* AIM OF THE EXERCISE: Go through the entries below and collect each line with the string "ylabel" in it.

* SUPPLIED INFORMATION:

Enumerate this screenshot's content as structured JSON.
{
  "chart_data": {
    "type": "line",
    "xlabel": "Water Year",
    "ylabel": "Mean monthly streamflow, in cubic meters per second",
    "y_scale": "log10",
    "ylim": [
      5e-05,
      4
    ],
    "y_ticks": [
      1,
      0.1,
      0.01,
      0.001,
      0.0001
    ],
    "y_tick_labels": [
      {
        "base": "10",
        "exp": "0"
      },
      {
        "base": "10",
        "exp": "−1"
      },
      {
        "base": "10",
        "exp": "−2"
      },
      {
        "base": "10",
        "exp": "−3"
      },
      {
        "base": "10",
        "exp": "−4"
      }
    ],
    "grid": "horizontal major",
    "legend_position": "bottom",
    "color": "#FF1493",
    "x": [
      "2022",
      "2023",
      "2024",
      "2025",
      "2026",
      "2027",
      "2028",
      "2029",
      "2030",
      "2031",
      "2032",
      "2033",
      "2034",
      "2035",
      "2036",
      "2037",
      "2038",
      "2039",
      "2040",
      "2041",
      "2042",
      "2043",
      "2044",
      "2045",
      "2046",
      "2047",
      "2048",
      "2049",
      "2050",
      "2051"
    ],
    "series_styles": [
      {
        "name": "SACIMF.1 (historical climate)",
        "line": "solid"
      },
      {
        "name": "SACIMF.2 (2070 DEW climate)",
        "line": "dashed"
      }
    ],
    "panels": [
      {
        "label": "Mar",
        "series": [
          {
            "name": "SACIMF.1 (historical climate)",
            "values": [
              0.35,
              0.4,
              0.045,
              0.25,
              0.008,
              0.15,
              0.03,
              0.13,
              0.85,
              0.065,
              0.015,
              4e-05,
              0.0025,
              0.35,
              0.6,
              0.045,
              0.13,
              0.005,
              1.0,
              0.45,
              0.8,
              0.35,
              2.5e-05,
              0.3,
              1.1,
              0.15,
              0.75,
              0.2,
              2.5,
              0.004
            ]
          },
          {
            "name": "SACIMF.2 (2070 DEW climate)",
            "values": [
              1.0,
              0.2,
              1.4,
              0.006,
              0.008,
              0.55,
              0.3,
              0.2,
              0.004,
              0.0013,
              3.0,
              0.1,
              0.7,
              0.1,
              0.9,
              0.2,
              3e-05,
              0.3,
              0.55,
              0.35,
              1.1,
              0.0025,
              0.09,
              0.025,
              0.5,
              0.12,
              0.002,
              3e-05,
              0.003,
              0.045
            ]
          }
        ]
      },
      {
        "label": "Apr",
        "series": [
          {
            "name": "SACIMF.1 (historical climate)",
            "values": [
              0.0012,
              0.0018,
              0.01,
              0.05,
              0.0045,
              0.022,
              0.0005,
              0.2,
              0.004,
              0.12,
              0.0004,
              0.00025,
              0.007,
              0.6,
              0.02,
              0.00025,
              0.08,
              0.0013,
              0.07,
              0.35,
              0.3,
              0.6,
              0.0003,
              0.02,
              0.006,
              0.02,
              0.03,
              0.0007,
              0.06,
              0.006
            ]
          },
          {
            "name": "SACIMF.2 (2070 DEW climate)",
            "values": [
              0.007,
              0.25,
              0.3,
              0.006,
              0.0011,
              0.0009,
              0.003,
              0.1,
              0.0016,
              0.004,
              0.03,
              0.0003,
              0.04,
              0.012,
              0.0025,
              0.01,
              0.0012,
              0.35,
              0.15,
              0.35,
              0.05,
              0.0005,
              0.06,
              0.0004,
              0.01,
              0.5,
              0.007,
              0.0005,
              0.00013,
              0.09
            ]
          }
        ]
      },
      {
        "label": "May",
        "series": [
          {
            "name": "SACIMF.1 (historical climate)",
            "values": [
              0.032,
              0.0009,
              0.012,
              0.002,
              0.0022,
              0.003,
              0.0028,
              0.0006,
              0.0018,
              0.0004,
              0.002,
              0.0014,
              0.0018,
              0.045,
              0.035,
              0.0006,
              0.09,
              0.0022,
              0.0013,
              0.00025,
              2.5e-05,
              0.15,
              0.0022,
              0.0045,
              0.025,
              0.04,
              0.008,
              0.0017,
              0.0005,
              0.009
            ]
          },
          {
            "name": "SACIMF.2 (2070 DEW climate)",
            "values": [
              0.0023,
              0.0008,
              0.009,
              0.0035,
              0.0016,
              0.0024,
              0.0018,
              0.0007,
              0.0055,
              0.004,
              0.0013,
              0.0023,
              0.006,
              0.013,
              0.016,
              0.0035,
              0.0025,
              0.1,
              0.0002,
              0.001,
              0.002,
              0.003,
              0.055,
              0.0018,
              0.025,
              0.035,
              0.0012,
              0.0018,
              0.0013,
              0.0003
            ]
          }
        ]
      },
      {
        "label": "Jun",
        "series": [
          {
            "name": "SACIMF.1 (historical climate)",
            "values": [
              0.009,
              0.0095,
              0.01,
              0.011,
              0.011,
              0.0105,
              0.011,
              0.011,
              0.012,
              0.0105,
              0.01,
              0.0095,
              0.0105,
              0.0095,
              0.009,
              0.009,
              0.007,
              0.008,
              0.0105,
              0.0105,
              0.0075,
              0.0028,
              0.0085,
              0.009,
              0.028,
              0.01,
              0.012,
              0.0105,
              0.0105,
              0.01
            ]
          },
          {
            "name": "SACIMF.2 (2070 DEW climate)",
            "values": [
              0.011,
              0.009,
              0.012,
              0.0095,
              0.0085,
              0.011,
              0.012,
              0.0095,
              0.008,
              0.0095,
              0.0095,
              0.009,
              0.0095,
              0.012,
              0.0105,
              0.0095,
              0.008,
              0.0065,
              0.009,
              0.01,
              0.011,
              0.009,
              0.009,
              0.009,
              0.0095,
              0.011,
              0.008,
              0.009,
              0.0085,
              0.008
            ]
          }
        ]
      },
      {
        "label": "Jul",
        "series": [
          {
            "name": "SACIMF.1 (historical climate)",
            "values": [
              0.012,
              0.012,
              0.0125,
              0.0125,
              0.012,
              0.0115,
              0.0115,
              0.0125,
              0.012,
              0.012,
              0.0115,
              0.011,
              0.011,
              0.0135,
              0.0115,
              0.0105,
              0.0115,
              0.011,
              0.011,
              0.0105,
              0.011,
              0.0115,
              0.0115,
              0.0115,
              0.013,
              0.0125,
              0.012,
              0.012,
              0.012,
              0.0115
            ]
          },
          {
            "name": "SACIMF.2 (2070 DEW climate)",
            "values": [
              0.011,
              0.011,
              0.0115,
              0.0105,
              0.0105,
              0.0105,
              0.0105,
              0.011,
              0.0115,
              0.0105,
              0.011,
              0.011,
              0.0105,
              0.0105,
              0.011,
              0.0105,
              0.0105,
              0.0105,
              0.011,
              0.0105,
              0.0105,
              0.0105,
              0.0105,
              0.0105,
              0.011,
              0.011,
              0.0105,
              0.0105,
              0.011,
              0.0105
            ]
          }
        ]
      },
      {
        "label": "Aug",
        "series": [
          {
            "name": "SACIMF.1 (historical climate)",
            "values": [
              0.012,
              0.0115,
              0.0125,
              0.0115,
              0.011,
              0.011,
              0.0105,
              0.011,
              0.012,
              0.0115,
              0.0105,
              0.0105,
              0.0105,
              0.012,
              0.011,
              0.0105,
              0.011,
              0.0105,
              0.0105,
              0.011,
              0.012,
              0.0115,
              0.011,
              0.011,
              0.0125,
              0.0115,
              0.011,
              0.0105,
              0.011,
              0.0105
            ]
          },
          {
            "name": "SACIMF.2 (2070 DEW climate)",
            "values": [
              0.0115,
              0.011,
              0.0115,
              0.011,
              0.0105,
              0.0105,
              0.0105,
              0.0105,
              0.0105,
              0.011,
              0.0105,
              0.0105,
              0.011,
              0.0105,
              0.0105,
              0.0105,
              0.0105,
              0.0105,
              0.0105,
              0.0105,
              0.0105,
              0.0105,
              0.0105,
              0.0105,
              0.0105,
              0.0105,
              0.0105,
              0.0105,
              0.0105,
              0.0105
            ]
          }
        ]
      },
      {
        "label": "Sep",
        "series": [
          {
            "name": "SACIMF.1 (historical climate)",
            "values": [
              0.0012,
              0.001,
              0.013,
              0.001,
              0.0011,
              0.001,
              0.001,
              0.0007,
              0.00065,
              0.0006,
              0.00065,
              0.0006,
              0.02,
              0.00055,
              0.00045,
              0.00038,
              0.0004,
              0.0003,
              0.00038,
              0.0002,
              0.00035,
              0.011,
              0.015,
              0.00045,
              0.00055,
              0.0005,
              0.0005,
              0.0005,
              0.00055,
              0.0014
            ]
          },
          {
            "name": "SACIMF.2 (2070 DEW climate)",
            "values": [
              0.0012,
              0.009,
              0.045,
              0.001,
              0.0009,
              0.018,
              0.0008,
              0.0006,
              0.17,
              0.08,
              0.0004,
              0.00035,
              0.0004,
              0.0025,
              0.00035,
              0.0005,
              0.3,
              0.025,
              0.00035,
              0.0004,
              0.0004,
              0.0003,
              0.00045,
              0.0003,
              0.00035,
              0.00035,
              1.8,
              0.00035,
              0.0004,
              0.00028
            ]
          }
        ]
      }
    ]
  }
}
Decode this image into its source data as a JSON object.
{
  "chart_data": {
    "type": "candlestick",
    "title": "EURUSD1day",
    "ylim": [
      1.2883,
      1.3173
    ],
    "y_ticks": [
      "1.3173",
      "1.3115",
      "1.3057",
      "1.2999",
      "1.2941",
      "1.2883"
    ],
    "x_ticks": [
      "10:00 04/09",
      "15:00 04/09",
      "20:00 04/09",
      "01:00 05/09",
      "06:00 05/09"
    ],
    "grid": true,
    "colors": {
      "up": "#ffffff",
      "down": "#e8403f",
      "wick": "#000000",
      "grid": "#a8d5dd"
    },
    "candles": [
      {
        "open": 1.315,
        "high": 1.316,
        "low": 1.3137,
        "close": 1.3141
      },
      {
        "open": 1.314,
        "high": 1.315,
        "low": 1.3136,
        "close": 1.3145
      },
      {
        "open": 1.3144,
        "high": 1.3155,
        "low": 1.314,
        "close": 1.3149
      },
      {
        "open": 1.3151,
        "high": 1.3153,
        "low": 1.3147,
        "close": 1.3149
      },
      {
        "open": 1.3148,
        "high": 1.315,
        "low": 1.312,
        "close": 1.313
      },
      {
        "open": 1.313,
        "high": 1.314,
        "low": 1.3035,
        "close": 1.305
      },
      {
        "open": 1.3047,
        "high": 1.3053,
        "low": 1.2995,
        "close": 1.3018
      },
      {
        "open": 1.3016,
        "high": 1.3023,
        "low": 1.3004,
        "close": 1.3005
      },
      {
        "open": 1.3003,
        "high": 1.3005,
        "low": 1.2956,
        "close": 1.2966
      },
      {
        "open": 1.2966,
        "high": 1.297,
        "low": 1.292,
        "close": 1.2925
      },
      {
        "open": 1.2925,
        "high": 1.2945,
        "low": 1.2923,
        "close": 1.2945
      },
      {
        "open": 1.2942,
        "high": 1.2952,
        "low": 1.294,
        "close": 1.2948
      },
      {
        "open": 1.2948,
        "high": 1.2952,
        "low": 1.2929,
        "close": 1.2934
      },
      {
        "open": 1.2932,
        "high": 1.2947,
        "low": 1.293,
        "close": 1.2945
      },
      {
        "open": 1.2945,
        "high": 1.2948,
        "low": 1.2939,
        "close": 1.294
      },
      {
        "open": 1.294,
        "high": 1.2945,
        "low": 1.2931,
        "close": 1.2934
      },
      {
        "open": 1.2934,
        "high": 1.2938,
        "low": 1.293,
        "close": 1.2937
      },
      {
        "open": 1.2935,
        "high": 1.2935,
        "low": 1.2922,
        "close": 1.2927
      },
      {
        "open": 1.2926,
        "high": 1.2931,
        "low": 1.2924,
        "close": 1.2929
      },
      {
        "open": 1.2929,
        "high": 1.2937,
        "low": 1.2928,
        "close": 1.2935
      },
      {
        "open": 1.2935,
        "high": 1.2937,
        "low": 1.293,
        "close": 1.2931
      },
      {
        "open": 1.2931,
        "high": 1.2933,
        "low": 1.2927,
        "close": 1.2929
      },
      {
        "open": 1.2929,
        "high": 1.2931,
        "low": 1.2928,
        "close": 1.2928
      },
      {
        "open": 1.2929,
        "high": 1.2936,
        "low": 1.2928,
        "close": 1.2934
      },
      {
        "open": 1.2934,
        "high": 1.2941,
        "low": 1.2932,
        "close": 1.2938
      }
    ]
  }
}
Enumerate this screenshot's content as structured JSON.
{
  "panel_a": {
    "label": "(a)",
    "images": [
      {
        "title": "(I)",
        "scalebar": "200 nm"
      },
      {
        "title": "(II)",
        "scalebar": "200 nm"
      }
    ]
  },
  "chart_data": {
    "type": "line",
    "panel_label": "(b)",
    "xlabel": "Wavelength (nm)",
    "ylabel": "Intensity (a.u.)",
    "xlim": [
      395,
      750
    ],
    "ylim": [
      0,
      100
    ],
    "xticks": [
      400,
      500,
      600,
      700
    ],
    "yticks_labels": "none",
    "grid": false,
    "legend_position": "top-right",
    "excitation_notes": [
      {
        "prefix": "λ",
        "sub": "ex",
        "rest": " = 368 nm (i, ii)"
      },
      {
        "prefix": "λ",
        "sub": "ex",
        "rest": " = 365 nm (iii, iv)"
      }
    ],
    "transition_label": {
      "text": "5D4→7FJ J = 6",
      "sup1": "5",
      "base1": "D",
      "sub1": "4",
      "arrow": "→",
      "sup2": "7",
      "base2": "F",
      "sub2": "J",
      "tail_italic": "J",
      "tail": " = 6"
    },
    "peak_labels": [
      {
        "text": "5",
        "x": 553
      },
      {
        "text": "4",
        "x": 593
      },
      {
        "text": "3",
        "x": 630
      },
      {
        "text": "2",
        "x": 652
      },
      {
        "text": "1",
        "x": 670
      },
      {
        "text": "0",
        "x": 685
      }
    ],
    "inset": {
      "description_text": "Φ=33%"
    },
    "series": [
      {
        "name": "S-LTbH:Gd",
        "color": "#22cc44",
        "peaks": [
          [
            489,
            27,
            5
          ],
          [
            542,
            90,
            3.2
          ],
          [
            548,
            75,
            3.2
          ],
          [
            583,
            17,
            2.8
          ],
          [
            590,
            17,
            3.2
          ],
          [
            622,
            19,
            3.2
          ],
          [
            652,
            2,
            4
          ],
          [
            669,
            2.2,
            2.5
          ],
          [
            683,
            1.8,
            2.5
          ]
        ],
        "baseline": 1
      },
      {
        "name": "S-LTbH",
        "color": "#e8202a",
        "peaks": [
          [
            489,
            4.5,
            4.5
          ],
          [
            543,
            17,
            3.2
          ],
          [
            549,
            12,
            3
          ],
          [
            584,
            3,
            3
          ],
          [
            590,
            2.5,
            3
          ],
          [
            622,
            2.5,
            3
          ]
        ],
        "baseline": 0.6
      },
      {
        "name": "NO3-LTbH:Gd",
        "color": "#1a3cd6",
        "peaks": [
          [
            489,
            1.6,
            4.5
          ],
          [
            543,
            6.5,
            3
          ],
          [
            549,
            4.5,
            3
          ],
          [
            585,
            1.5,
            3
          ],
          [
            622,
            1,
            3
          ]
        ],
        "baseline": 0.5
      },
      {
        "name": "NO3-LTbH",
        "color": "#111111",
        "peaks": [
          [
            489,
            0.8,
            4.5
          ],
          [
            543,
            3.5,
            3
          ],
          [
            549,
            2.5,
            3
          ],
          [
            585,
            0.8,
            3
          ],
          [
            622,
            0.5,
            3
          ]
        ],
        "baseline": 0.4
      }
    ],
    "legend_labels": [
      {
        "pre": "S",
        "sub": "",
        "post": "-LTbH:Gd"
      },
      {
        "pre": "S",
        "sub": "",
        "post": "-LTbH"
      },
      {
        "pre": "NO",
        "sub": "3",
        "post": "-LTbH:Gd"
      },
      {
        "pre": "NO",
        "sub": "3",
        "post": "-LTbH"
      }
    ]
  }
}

* RESPONSE TO THE EXERCISE:
    "ylabel": "Mean monthly streamflow, in cubic meters per second",
    "ylabel": "Intensity (a.u.)",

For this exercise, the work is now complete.